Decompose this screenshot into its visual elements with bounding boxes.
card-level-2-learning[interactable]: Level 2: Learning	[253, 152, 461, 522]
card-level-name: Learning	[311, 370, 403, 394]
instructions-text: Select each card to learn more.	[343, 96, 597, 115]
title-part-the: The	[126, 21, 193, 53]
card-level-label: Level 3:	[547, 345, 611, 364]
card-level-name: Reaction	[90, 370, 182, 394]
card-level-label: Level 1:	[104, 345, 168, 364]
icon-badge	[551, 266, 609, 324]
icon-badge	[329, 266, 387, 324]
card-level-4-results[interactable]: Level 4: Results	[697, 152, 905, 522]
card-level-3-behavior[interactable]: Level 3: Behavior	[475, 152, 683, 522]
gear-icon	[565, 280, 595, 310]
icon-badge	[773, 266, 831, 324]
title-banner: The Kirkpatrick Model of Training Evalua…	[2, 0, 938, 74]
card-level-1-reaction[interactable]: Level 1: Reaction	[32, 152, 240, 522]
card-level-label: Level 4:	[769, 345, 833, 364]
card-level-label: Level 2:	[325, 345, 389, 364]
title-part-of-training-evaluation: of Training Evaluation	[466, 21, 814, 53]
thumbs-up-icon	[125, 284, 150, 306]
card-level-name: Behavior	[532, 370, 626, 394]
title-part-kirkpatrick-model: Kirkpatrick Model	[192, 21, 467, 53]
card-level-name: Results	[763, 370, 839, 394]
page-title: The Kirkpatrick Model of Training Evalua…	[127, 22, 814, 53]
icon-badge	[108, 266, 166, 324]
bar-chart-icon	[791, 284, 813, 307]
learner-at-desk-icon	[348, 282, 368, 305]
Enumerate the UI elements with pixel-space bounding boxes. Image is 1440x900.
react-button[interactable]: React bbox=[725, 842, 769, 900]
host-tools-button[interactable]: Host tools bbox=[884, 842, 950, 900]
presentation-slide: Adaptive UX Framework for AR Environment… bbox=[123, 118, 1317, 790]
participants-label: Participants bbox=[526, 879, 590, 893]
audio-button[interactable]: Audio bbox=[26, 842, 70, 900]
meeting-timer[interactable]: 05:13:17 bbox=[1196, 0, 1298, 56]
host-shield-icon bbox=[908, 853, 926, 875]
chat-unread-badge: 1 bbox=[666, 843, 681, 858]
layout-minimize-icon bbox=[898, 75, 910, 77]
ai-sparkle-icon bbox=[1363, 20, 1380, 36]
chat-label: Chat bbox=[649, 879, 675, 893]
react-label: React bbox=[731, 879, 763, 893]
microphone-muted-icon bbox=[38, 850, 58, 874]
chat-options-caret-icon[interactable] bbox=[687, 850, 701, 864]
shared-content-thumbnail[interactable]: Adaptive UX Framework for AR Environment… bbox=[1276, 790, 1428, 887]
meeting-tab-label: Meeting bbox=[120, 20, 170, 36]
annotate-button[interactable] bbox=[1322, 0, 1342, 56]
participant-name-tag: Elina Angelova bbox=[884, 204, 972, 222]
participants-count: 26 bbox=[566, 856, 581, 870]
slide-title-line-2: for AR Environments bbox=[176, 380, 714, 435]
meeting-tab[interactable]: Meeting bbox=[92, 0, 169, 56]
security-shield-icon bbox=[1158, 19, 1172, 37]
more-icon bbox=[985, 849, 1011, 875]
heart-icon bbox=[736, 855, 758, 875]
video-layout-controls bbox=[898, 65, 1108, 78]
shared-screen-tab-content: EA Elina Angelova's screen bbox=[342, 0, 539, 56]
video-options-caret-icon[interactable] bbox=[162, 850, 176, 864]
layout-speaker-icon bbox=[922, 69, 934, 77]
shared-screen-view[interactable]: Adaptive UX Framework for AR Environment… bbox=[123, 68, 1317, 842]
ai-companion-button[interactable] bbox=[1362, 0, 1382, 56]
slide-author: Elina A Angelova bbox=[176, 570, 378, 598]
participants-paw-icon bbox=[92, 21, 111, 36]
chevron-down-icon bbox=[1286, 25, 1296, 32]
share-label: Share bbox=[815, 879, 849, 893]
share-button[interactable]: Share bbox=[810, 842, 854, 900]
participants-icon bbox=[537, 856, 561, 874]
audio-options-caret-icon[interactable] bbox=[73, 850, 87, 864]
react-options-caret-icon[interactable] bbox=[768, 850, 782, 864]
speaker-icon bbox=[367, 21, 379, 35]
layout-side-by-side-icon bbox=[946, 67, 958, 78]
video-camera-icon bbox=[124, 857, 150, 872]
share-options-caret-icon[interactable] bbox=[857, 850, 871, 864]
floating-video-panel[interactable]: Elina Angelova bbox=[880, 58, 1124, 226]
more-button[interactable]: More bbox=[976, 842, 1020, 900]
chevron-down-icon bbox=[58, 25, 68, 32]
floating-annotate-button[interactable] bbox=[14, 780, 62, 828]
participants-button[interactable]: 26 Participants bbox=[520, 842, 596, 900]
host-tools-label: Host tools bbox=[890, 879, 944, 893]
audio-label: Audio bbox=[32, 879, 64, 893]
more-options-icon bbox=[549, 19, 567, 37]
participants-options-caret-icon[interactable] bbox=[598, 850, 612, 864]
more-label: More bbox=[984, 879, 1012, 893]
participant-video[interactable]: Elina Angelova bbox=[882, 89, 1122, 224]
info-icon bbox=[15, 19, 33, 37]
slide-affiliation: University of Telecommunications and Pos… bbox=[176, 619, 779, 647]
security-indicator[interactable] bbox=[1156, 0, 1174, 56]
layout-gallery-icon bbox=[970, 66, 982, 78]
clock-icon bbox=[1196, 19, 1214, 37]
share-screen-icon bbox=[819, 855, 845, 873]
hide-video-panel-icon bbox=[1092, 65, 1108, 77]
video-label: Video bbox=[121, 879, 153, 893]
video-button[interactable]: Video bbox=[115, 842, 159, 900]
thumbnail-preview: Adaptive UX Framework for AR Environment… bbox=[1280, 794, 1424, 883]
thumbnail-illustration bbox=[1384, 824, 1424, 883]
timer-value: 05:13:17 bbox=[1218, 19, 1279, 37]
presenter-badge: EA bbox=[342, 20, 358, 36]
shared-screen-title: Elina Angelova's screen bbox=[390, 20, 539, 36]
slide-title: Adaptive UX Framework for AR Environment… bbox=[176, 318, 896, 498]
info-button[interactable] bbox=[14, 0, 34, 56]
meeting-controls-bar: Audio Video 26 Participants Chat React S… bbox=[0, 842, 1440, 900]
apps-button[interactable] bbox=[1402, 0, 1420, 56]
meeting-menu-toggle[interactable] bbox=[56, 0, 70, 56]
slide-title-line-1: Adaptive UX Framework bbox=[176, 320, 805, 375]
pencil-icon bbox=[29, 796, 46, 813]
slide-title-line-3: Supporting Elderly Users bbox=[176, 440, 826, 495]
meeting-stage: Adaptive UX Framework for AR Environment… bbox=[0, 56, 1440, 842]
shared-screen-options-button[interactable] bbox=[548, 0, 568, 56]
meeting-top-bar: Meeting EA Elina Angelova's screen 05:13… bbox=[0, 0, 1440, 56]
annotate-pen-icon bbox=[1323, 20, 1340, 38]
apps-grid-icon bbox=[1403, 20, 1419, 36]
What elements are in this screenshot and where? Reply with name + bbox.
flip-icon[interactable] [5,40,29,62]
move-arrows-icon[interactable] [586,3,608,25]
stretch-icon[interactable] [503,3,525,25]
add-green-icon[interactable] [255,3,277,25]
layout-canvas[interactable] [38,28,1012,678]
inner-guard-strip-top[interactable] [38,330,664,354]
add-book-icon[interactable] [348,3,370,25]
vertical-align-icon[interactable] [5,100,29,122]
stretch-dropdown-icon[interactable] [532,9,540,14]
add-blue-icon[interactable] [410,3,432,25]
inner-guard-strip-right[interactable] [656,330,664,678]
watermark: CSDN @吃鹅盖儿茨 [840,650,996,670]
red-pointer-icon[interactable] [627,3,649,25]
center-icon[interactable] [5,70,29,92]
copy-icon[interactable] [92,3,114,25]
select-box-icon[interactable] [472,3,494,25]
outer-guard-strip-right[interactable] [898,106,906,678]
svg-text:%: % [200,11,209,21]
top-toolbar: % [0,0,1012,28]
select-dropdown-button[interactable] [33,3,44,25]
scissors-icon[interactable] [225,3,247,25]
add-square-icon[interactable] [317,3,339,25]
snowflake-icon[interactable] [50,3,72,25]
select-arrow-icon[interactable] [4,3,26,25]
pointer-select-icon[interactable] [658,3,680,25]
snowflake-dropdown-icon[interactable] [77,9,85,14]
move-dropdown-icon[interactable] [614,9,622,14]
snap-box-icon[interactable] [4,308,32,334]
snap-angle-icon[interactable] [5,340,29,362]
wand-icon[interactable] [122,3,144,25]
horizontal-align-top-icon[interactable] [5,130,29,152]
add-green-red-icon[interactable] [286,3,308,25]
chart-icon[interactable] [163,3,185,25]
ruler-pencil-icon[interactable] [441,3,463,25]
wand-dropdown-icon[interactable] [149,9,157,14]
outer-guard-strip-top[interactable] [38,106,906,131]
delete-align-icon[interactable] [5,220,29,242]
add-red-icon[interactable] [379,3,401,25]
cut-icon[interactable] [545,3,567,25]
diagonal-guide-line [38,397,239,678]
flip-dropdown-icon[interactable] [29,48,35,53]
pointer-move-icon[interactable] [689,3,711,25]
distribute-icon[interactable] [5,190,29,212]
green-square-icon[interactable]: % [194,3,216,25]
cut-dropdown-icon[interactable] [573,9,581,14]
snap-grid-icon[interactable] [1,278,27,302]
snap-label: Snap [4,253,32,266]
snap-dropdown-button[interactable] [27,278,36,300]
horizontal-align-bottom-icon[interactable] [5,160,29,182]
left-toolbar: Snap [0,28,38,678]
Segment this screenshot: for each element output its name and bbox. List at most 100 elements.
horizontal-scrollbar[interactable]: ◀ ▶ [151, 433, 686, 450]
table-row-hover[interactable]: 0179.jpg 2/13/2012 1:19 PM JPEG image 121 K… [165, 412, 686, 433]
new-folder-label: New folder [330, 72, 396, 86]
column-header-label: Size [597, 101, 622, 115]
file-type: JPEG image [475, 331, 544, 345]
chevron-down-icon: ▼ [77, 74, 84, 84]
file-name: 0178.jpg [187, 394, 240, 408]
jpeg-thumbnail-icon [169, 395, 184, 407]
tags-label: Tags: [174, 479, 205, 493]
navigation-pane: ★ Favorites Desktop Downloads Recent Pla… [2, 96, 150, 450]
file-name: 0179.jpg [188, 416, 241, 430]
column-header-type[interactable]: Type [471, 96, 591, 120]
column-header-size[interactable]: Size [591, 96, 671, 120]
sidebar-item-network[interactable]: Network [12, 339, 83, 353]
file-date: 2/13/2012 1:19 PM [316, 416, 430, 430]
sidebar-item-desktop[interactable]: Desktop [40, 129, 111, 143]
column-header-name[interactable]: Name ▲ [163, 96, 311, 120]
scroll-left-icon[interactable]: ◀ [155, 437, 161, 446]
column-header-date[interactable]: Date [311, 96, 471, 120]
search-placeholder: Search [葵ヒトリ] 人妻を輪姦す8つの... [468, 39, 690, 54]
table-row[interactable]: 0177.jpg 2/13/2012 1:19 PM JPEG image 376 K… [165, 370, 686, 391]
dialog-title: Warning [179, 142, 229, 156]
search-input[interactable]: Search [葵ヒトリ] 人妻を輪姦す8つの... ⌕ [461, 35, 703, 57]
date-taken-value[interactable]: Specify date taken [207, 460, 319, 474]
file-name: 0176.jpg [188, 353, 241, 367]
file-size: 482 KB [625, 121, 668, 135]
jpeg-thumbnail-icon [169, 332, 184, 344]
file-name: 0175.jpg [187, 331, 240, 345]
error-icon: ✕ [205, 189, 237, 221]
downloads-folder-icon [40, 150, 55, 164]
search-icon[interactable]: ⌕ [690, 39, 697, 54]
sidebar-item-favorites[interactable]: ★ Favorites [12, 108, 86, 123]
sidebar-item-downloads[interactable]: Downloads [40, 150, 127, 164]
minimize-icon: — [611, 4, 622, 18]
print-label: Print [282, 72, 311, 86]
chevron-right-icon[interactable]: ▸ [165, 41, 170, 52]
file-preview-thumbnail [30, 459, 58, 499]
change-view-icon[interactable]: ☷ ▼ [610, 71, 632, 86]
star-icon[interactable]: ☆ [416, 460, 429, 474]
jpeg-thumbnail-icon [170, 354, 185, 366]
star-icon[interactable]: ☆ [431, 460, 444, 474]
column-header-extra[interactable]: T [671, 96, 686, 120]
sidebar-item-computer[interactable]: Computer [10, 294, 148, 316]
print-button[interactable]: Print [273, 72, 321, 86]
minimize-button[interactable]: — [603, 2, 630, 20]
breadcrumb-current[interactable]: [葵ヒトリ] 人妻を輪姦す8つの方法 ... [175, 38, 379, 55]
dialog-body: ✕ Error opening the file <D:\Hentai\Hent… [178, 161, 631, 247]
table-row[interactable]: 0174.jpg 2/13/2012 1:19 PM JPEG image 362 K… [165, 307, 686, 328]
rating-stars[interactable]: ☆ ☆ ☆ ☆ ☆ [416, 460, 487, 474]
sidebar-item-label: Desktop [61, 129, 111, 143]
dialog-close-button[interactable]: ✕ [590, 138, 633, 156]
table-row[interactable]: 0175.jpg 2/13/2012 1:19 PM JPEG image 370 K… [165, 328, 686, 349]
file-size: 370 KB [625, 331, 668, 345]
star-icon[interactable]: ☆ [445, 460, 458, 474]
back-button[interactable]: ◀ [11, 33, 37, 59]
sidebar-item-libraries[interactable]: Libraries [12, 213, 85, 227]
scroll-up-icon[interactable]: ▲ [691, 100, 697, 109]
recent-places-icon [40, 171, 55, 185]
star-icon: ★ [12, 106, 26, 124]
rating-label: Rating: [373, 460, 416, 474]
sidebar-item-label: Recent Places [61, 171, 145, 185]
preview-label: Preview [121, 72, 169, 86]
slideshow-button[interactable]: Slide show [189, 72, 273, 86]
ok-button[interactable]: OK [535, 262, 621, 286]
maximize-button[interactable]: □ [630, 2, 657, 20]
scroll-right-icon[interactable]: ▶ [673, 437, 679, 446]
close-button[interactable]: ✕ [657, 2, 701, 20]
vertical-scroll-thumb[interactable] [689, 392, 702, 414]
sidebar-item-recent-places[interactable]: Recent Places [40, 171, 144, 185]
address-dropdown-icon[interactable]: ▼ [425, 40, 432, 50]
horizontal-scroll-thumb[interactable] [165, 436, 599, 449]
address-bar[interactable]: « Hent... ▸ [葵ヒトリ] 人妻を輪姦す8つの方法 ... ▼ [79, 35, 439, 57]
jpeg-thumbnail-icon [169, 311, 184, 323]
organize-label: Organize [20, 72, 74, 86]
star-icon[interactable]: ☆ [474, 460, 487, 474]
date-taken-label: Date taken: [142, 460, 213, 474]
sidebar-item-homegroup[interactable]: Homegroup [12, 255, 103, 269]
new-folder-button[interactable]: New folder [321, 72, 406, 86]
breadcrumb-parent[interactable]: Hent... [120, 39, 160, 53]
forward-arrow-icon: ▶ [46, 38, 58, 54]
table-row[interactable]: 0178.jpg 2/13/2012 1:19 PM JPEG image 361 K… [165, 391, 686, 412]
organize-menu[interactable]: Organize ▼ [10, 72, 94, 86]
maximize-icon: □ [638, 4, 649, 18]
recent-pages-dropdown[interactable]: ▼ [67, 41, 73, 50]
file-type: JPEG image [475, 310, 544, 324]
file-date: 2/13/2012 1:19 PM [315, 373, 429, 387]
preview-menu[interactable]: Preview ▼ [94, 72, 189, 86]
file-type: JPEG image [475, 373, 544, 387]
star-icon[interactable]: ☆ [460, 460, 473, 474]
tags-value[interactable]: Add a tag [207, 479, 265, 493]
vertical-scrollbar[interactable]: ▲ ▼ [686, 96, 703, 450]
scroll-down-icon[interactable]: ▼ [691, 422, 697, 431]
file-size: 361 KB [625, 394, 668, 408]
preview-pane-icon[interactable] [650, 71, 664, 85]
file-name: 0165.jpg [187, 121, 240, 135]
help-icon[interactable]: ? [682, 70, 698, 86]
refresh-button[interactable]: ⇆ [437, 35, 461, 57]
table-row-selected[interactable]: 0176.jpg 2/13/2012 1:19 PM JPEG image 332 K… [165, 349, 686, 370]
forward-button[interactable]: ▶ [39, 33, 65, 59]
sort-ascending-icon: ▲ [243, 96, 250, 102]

—————

What is needed ::
Quote the records from their first line through the line containing "host-tools-button[interactable]: Host tools", including both of those lines and keeping every character unchanged.

Exercise result ::
Decompose this screenshot into its visual elements with bounding boxes.
card-level-2-learning[interactable]: Level 2: Learning	[253, 152, 461, 522]
card-level-name: Learning	[311, 370, 403, 394]
instructions-text: Select each card to learn more.	[343, 96, 597, 115]
title-part-the: The	[126, 21, 193, 53]
card-level-label: Level 3:	[547, 345, 611, 364]
card-level-name: Reaction	[90, 370, 182, 394]
card-level-label: Level 1:	[104, 345, 168, 364]
icon-badge	[551, 266, 609, 324]
icon-badge	[329, 266, 387, 324]
card-level-4-results[interactable]: Level 4: Results	[697, 152, 905, 522]
card-level-3-behavior[interactable]: Level 3: Behavior	[475, 152, 683, 522]
gear-icon	[565, 280, 595, 310]
icon-badge	[773, 266, 831, 324]
title-banner: The Kirkpatrick Model of Training Evalua…	[2, 0, 938, 74]
card-level-1-reaction[interactable]: Level 1: Reaction	[32, 152, 240, 522]
card-level-label: Level 4:	[769, 345, 833, 364]
card-level-label: Level 2:	[325, 345, 389, 364]
title-part-of-training-evaluation: of Training Evaluation	[466, 21, 814, 53]
thumbs-up-icon	[125, 284, 150, 306]
card-level-name: Behavior	[532, 370, 626, 394]
title-part-kirkpatrick-model: Kirkpatrick Model	[192, 21, 467, 53]
card-level-name: Results	[763, 370, 839, 394]
page-title: The Kirkpatrick Model of Training Evalua…	[127, 22, 814, 53]
icon-badge	[108, 266, 166, 324]
bar-chart-icon	[791, 284, 813, 307]
learner-at-desk-icon	[348, 282, 368, 305]
Enumerate the UI elements with pixel-space bounding boxes. Image is 1440x900.
react-button[interactable]: React bbox=[725, 842, 769, 900]
host-tools-button[interactable]: Host tools bbox=[884, 842, 950, 900]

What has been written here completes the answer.